In the records below, find each line containing the word "очищать" and copy it.
☆ ☆ ☆
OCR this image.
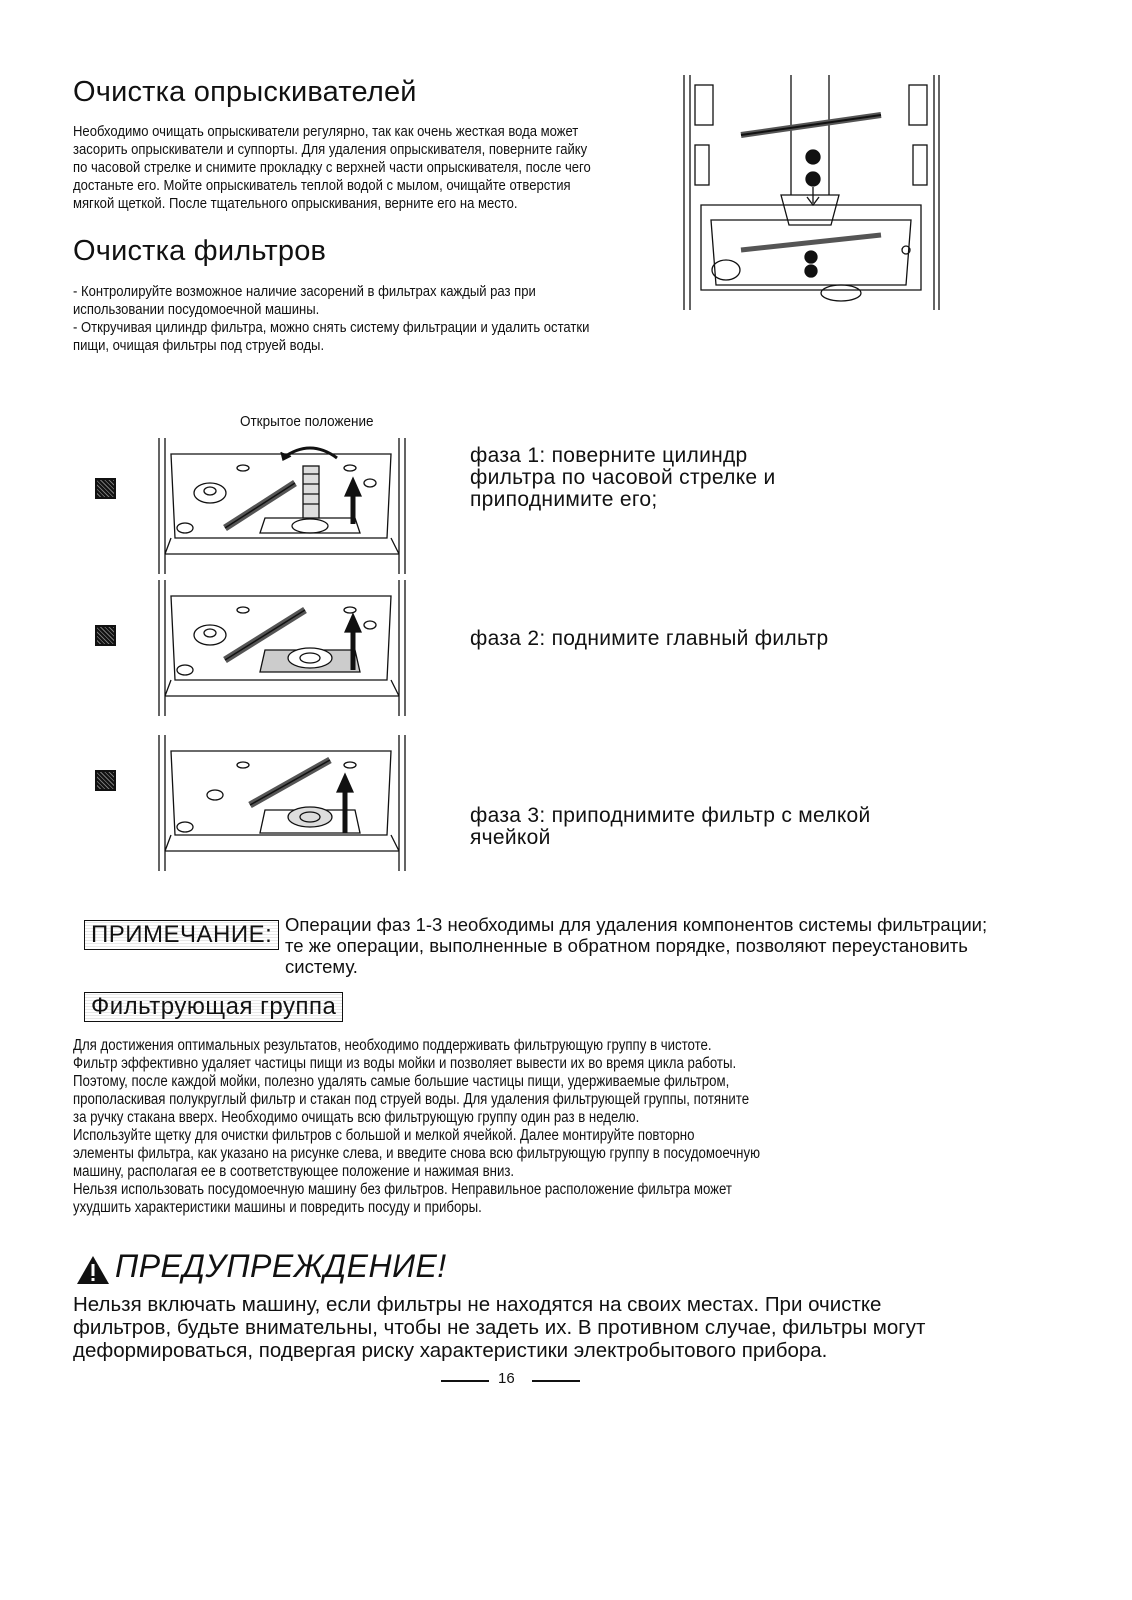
Очистка опрыскивателей
Необходимо очищать опрыскиватели регулярно, так как очень жесткая вода может
засорить опрыскиватели и суппорты. Для удаления опрыскивателя, поверните гайку
по часовой стрелке и снимите прокладку с верхней части опрыскивателя, после чего
достаньте его. Мойте опрыскиватель теплой водой с мылом, очищайте отверстия
мягкой щеткой. После тщательного опрыскивания, верните его на место.
Очистка фильтров
- Контролируйте возможное наличие засорений в фильтрах каждый раз при
использовании посудомоечной машины.
- Откручивая цилиндр фильтра, можно снять систему фильтрации и удалить остатки
пищи, очищая фильтры под струей воды.
Открытое положение
фаза 1: поверните цилиндр
фильтра по часовой стрелке и
приподнимите его;
фаза 2: поднимите главный фильтр
фаза 3: приподнимите фильтр с мелкой
ячейкой
ПРИМЕЧАНИЕ: Операции фаз 1-3 необходимы для удаления компонентов системы фильтрации;
те же операции, выполненные в обратном порядке, позволяют переустановить
систему.
Фильтрующая группа
Для достижения оптимальных результатов, необходимо поддерживать фильтрующую группу в чистоте.
Фильтр эффективно удаляет частицы пищи из воды мойки и позволяет вывести их во время цикла работы.
Поэтому, после каждой мойки, полезно удалять самые большие частицы пищи, удерживаемые фильтром,
прополаскивая полукруглый фильтр и стакан под струей воды. Для удаления фильтрующей группы, потяните
за ручку стакана вверх. Необходимо очищать всю фильтрующую группу один раз в неделю.
Используйте щетку для очистки фильтров с большой и мелкой ячейкой. Далее монтируйте повторно
элементы фильтра, как указано на рисунке слева, и введите снова всю фильтрующую группу в посудомоечную
машину, располагая ее в соответствующее положение и нажимая вниз.
Нельзя использовать посудомоечную машину без фильтров. Неправильное расположение фильтра может
ухудшить характеристики машины и повредить посуду и приборы.
ПРЕДУПРЕЖДЕНИЕ!
Нельзя включать машину, если фильтры не находятся на своих местах. При очистке
фильтров, будьте внимательны, чтобы не задеть их. В противном случае, фильтры могут
деформироваться, подвергая риску характеристики электробытового прибора.
16
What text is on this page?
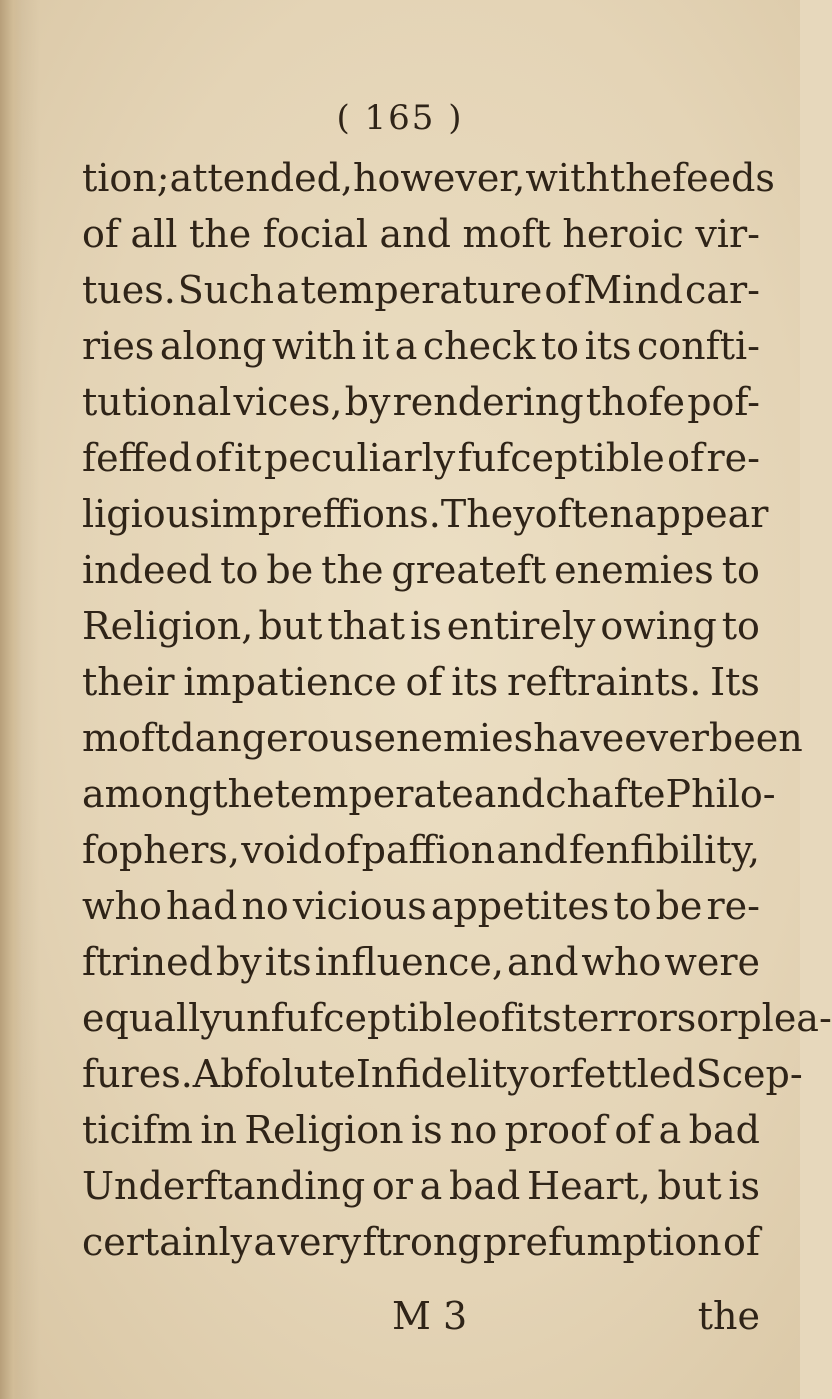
( 165 )
tion ; attended, however, with the feeds
of all the focial and moft heroic vir-
tues. Such a temperature of Mind car-
ries along with it a check to its confti-
tutional vices, by rendering thofe pof-
feffed of it peculiarly fufceptible of re-
ligious impreffions. They often appear
indeed to be the greateft enemies to
Religion, but that is entirely owing to
their impatience of its reftraints. Its
moft dangerous enemies have ever been
among the temperate and chafte Philo-
fophers, void of paffion and fenfibility,
who had no vicious appetites to be re-
ftrined by its influence, and who were
equally unfufceptible of its terrors or plea-
fures. Abfolute Infidelity or fettled Scep-
ticifm in Religion is no proof of a bad
Underftanding or a bad Heart, but is
certainly a very ftrong prefumption of
M 3	the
☆ ☆ ☆
### Complete output
Необходимо очищать опрыскиватели регулярно, так как очень жесткая вода может
за ручку стакана вверх. Необходимо очищать всю фильтрующую группу один раз в неделю.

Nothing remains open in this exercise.